[Stored entries]
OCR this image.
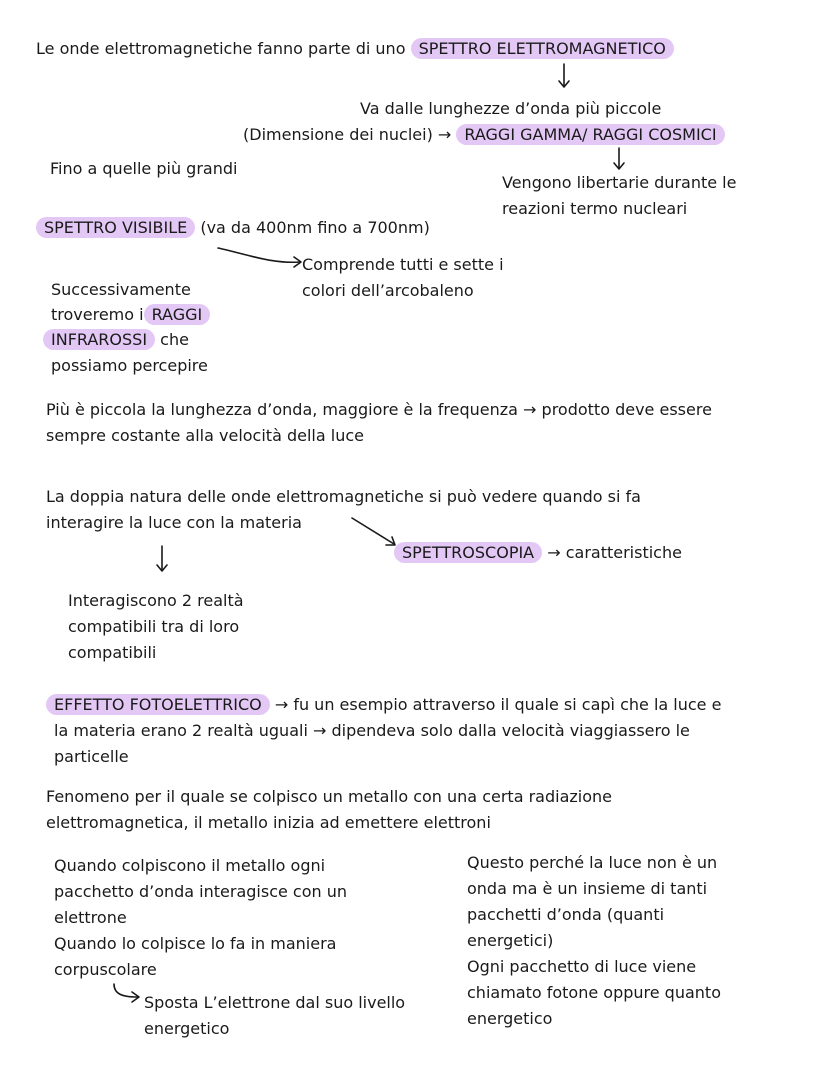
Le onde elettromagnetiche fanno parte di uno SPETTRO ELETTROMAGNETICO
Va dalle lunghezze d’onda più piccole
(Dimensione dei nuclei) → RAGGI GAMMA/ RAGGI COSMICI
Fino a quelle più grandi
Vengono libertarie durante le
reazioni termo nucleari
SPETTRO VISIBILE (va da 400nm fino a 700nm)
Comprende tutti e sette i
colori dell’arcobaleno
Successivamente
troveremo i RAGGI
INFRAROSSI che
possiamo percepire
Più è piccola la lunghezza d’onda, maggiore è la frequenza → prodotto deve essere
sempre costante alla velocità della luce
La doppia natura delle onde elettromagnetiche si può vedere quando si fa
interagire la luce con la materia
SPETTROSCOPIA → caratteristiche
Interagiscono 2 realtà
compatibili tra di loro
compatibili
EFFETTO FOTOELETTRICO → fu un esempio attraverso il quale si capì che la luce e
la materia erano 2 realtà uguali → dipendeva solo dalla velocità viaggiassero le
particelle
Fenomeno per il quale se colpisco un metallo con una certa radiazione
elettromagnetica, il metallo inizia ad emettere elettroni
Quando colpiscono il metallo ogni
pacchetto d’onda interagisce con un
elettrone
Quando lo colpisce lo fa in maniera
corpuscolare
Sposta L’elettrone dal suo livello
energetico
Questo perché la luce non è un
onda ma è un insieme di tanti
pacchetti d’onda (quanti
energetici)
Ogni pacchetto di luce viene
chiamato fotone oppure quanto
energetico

**Task:** Show every line in the records above that contains the word "materia".

**Output of the task:**
interagire la luce con la materia
la materia erano 2 realtà uguali → dipendeva solo dalla velocità viaggiassero le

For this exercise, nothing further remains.